# [The request]
Which lines in the records below contain the word "день"? Copy each one out.

[Recorded data]
• • • • •
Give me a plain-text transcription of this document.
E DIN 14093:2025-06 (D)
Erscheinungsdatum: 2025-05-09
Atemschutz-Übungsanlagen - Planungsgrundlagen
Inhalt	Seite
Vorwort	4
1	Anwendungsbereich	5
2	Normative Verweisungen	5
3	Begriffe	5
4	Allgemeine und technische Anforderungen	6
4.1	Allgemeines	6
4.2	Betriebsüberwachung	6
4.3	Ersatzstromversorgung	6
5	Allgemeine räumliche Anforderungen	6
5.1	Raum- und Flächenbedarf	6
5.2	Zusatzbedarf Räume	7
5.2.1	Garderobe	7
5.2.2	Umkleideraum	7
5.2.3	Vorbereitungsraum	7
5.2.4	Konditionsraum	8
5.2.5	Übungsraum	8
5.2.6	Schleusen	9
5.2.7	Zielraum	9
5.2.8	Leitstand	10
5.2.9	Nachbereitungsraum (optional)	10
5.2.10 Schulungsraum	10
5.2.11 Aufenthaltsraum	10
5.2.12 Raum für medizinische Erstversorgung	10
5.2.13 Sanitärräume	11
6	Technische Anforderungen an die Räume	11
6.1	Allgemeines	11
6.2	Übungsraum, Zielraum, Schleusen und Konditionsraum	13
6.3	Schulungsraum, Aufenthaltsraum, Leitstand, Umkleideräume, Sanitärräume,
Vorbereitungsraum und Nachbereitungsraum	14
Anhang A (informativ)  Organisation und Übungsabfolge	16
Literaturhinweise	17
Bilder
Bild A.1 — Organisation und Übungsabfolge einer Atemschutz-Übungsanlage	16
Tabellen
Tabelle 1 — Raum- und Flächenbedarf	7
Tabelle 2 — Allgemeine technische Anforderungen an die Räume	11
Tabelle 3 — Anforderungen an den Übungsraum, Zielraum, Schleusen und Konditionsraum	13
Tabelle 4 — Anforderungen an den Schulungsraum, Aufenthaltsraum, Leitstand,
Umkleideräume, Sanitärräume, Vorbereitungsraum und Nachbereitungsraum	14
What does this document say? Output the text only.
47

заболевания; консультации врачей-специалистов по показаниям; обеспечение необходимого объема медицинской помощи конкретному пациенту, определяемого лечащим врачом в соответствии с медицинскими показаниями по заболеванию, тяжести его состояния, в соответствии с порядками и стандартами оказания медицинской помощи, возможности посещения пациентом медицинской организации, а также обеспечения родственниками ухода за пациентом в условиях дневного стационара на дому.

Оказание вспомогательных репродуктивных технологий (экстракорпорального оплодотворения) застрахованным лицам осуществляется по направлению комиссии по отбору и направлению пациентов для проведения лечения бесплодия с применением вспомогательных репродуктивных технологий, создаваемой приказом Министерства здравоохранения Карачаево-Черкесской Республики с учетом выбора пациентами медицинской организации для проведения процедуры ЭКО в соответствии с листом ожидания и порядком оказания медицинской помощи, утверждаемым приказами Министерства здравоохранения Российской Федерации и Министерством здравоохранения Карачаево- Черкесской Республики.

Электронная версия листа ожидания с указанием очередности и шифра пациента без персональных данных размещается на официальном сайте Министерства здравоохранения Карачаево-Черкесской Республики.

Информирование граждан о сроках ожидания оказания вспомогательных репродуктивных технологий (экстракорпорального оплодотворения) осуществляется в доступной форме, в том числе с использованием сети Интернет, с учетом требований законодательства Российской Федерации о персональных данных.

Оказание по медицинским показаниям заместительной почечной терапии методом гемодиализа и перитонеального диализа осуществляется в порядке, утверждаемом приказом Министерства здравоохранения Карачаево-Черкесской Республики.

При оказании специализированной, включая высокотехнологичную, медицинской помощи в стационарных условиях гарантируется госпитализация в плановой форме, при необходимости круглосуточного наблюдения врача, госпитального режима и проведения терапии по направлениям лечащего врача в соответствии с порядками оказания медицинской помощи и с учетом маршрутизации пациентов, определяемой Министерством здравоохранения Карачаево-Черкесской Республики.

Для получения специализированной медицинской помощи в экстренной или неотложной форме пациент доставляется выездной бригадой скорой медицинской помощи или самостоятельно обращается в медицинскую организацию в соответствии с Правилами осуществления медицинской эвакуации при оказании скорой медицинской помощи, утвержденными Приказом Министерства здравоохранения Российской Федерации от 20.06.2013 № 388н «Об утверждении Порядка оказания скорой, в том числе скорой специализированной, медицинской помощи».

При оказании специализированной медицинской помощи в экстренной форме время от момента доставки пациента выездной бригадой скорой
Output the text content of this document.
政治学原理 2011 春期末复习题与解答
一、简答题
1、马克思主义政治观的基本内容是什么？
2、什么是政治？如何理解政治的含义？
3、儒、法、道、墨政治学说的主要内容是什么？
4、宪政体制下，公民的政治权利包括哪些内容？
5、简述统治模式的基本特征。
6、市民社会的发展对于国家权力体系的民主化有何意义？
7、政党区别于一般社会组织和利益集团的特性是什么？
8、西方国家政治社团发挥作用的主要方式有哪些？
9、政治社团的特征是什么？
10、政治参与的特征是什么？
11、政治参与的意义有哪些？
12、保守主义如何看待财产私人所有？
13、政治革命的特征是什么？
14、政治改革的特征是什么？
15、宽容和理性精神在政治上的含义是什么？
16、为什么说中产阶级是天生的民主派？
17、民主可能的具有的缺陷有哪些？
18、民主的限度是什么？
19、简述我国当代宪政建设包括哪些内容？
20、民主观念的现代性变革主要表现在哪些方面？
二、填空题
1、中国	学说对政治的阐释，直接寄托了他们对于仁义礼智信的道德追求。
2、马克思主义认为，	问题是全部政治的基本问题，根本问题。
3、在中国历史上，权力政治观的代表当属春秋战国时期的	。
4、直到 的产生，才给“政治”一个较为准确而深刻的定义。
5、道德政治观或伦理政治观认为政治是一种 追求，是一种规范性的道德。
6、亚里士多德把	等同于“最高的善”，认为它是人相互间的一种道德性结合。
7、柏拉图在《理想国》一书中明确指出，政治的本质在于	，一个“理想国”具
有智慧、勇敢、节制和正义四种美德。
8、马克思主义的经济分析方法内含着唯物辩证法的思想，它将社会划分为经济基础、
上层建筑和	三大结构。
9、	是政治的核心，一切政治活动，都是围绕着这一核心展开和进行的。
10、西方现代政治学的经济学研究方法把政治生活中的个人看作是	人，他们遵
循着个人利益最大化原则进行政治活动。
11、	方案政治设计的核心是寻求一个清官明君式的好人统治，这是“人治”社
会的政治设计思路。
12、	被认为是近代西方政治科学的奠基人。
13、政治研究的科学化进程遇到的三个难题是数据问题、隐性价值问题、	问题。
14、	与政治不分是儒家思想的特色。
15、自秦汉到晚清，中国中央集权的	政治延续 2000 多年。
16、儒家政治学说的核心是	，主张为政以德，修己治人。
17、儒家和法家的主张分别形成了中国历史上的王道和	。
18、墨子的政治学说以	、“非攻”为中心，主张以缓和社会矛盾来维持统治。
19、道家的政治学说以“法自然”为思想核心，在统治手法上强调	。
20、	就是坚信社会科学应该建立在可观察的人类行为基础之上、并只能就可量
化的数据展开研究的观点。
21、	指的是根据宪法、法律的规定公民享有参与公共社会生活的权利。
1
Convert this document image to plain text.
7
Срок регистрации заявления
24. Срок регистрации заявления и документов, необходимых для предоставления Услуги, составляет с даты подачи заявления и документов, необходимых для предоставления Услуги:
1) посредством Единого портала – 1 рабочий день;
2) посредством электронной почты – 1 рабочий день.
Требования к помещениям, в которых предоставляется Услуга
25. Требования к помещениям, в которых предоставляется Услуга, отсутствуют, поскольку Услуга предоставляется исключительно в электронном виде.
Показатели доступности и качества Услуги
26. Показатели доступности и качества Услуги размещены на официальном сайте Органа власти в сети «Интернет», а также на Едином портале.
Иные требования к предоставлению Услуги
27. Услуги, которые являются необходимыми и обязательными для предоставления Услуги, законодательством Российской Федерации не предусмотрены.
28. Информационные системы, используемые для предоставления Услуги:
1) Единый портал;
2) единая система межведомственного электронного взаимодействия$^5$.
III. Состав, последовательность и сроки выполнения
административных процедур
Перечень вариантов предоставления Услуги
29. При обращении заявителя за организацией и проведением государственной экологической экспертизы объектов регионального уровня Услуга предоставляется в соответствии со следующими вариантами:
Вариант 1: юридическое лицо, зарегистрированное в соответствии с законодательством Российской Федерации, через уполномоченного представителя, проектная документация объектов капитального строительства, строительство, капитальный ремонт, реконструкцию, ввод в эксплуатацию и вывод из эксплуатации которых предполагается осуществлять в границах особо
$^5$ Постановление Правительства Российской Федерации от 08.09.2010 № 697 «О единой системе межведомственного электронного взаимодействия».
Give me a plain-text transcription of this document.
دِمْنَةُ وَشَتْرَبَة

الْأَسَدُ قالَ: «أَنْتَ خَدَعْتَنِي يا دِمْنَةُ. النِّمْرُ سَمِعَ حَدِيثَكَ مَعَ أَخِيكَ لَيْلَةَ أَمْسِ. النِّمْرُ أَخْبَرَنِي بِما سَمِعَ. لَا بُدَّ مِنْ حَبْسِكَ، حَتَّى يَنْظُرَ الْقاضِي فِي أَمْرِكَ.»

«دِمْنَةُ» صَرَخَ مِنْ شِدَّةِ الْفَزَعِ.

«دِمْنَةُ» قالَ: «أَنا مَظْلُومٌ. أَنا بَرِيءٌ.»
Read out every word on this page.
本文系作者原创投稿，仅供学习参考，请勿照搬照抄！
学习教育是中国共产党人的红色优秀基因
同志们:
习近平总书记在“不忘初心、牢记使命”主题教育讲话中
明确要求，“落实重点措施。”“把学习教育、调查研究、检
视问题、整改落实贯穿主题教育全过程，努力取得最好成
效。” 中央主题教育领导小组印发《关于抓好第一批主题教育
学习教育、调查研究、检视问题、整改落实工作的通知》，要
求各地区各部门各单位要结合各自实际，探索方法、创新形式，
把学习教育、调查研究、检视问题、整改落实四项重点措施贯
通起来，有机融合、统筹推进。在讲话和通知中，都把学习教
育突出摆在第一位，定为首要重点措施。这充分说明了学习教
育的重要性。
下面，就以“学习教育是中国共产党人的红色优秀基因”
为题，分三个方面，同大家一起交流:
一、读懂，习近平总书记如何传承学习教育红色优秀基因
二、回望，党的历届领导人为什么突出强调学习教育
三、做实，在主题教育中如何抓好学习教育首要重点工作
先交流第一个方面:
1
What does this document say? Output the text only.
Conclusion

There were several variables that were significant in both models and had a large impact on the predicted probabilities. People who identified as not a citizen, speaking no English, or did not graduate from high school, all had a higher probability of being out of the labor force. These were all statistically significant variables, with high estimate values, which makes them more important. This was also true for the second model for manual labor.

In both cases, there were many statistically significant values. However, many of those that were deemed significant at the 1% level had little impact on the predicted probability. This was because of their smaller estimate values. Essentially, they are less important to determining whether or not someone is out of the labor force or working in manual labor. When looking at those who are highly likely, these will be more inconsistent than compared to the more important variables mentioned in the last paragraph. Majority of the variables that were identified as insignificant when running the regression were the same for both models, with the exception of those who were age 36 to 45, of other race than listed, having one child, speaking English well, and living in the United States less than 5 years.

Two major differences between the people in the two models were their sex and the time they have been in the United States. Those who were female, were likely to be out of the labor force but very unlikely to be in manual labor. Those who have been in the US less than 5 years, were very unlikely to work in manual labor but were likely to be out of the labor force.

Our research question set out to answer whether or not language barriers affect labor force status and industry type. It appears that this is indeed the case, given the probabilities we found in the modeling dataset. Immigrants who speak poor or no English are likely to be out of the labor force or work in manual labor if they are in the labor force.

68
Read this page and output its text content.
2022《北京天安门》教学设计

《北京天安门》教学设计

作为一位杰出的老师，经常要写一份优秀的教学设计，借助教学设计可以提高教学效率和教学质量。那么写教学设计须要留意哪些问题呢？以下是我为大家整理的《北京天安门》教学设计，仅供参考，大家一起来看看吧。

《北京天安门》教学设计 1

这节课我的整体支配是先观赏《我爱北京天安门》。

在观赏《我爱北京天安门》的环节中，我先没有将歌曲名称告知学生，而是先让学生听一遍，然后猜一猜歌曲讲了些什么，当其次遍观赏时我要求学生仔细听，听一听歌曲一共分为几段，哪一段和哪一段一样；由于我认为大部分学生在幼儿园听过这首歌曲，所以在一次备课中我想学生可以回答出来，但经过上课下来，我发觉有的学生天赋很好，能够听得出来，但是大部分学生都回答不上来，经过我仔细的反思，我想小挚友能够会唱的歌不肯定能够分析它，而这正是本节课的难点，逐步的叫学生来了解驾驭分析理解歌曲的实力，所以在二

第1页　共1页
• • • • •
# [Final result]
1) посредством Единого портала – 1 рабочий день;
2) посредством электронной почты – 1 рабочий день.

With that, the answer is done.